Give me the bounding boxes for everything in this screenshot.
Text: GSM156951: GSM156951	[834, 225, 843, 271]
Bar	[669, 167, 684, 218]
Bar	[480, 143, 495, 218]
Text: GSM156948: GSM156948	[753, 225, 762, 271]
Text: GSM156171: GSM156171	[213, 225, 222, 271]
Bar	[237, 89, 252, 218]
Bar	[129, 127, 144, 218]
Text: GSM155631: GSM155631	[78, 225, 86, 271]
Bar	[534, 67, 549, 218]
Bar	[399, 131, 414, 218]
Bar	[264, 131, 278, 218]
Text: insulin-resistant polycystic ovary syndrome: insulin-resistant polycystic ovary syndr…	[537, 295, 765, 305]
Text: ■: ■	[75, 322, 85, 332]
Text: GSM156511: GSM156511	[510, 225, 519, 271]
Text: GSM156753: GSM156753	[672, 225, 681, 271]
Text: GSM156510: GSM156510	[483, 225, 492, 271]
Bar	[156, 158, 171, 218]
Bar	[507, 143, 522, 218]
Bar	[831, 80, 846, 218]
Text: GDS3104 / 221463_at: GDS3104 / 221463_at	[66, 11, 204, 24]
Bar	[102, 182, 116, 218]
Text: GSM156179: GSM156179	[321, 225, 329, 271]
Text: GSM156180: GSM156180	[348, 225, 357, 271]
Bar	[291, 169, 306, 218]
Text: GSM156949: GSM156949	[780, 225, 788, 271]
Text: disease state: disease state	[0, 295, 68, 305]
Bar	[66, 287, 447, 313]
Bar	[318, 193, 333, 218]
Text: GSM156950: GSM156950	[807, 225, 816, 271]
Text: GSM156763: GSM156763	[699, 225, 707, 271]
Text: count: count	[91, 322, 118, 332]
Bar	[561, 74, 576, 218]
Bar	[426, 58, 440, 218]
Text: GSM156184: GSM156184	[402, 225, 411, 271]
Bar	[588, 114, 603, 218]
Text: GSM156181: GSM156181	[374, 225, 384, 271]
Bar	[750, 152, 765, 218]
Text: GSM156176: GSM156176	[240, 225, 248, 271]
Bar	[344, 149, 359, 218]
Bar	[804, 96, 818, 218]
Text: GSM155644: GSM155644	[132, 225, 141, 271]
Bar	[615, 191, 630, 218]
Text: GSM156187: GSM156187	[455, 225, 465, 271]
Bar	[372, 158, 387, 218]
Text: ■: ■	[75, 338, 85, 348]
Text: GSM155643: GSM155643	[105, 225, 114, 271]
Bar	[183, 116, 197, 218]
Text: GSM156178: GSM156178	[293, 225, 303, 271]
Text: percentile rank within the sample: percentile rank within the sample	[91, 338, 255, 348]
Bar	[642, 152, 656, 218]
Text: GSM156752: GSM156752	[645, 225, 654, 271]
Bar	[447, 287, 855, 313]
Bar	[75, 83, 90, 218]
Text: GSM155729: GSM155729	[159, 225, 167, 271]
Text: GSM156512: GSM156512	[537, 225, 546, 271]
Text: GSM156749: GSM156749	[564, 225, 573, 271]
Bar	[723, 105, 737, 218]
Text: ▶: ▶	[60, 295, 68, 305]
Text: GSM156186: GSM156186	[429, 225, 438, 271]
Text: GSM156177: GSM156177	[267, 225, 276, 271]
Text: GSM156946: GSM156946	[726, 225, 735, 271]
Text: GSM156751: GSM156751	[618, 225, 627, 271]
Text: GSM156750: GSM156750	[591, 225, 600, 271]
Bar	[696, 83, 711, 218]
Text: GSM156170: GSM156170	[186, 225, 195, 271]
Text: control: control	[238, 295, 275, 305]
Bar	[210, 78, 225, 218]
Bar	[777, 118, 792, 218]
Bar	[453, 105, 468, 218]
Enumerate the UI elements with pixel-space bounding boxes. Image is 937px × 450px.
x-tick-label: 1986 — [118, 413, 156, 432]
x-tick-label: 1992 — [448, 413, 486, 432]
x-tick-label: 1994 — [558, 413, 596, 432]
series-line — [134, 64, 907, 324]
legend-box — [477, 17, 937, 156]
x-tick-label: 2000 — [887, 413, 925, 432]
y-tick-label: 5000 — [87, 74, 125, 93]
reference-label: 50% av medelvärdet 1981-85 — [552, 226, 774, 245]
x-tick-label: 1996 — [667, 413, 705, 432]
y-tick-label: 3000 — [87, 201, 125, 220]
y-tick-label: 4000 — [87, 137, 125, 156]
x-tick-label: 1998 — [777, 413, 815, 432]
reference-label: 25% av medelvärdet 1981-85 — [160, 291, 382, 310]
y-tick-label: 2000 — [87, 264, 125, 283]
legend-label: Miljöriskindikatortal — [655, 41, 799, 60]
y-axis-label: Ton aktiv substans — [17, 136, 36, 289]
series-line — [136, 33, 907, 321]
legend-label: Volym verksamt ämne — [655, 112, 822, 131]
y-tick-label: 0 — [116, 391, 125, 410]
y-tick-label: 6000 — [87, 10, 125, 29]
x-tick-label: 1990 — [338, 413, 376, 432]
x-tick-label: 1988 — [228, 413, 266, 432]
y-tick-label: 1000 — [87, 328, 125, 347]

:: THE TASK ::
Write out the records word for word, starting at the first line and ending at the line that contains "127, 144, 218]".

:: WRITTEN SOLUTION ::
Give me the bounding boxes for everything in this screenshot.
Text: GSM156951: GSM156951	[834, 225, 843, 271]
Bar	[669, 167, 684, 218]
Bar	[480, 143, 495, 218]
Text: GSM156948: GSM156948	[753, 225, 762, 271]
Text: GSM156171: GSM156171	[213, 225, 222, 271]
Bar	[237, 89, 252, 218]
Bar	[129, 127, 144, 218]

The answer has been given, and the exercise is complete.